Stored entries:
══════════════════════════════

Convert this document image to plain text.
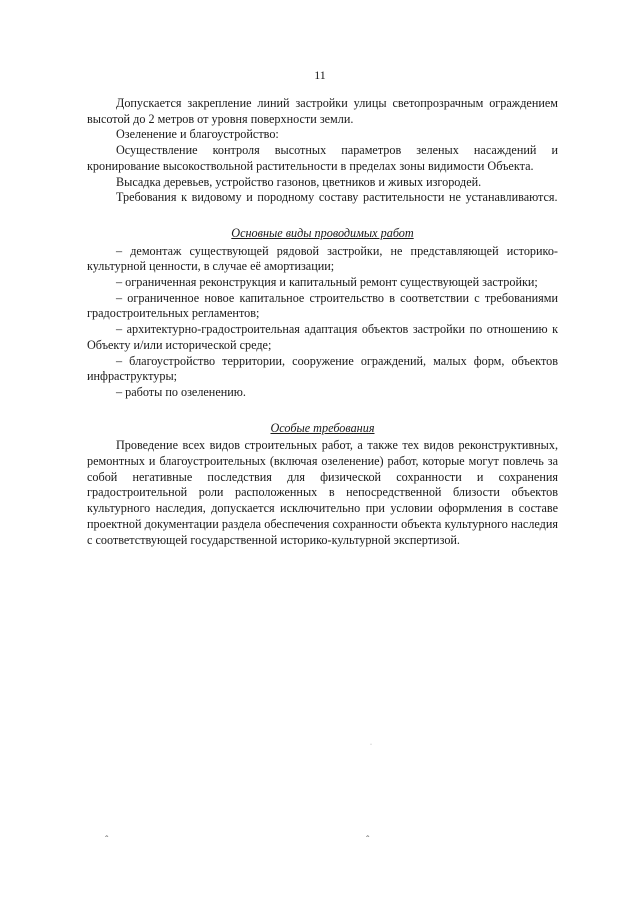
11

Допускается закрепление линий застройки улицы светопрозрачным ограждением высотой до 2 метров от уровня поверхности земли.

Озеленение и благоустройство:

Осуществление контроля высотных параметров зеленых насаждений и кронирование высокоствольной растительности в пределах зоны видимости Объекта.

Высадка деревьев, устройство газонов, цветников и живых изгородей.

Требования к видовому и породному составу растительности не устанавливаются.

Основные виды проводимых работ

– демонтаж существующей рядовой застройки, не представляющей историко-культурной ценности, в случае её амортизации;

– ограниченная реконструкция и капитальный ремонт существующей застройки;

– ограниченное новое капитальное строительство в соответствии с требованиями градостроительных регламентов;

– архитектурно-градостроительная адаптация объектов застройки по отношению к Объекту и/или исторической среде;

– благоустройство территории, сооружение ограждений, малых форм, объектов инфраструктуры;

– работы по озеленению.

Особые требования

Проведение всех видов строительных работ, а также тех видов реконструктивных, ремонтных и благоустроительных (включая озеленение) работ, которые могут повлечь за собой негативные последствия для физической сохранности и сохранения градостроительной роли расположенных в непосредственной близости объектов культурного наследия, допускается исключительно при условии оформления в составе проектной документации раздела обеспечения сохранности объекта культурного наследия с соответствующей государственной историко-культурной экспертизой.

ˆ	ˆ
·
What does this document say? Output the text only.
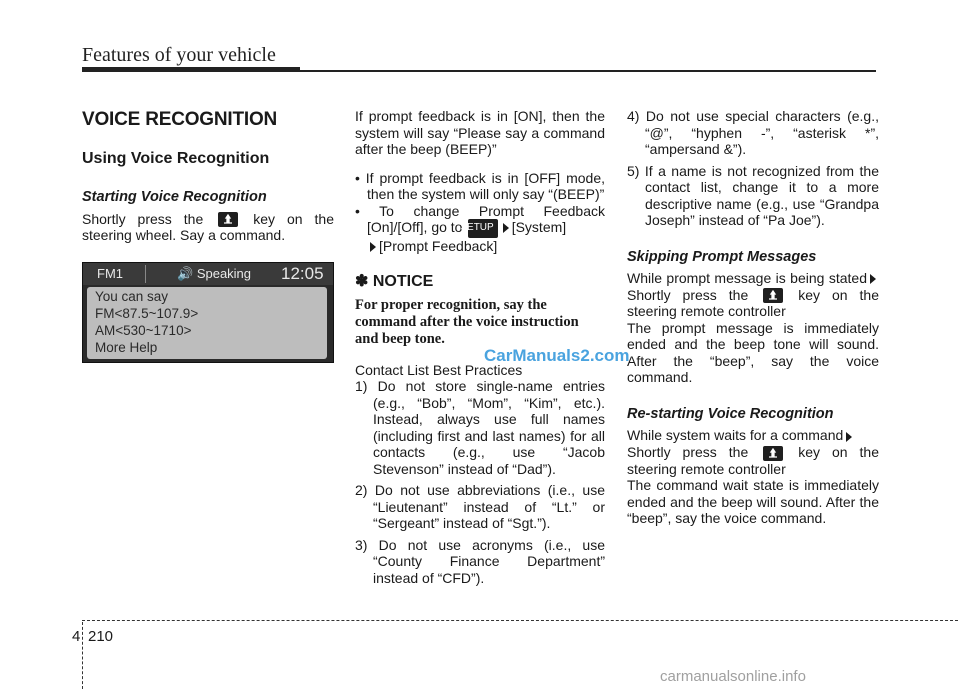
Features of your vehicle
VOICE RECOGNITION
Using Voice Recognition
Starting Voice Recognition

Shortly press the	key on the steering wheel. Say a command.

FM1	🔊 Speaking 12:05
You can say
FM<87.5~107.9>
AM<530~1710>
More Help

If prompt feedback is in [ON], then the system will say “Please say a command after the beep (BEEP)”

• If prompt feedback is in [OFF] mode, then the system will only say “(BEEP)”

• To change Prompt Feedback [On]/[Off], go to SETUP [System]
[Prompt Feedback]

✽ NOTICE
For proper recognition, say the command after the voice instruction and beep tone.

Contact List Best Practices

1) Do not store single-name entries (e.g., “Bob”, “Mom”, “Kim”, etc.). Instead, always use full names (including first and last names) for all contacts (e.g., use “Jacob Stevenson” instead of “Dad”).

2) Do not use abbreviations (i.e., use “Lieutenant” instead of “Lt.” or “Sergeant” instead of “Sgt.”).

3) Do not use acronyms (i.e., use “County Finance Department” instead of “CFD”).

4) Do not use special characters (e.g., “@”, “hyphen -”, “asterisk *”, “ampersand &”).

5) If a name is not recognized from the contact list, change it to a more descriptive name (e.g., use “Grandpa Joseph” instead of “Pa Joe”).

Skipping Prompt Messages

While prompt message is being statedShortly press the	key on the steering remote controller

The prompt message is immediately ended and the beep tone will sound. After the “beep”, say the voice command.

Re-starting Voice Recognition

While system waits for a command
Shortly press the	key on the steering remote controller

The command wait state is immediately ended and the beep will sound. After the “beep”, say the voice command.

CarManuals2.com
4 210
carmanualsonline.info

══════════════════════════════

[OBJECTIVE] Take every line that includes the string "ended" and copy it.

[RESULT OF THE EXERCISE]
The prompt message is immediately ended and the beep tone will sound. After the “beep”, say the voice command.
The command wait state is immediately ended and the beep will sound. After the “beep”, say the voice command.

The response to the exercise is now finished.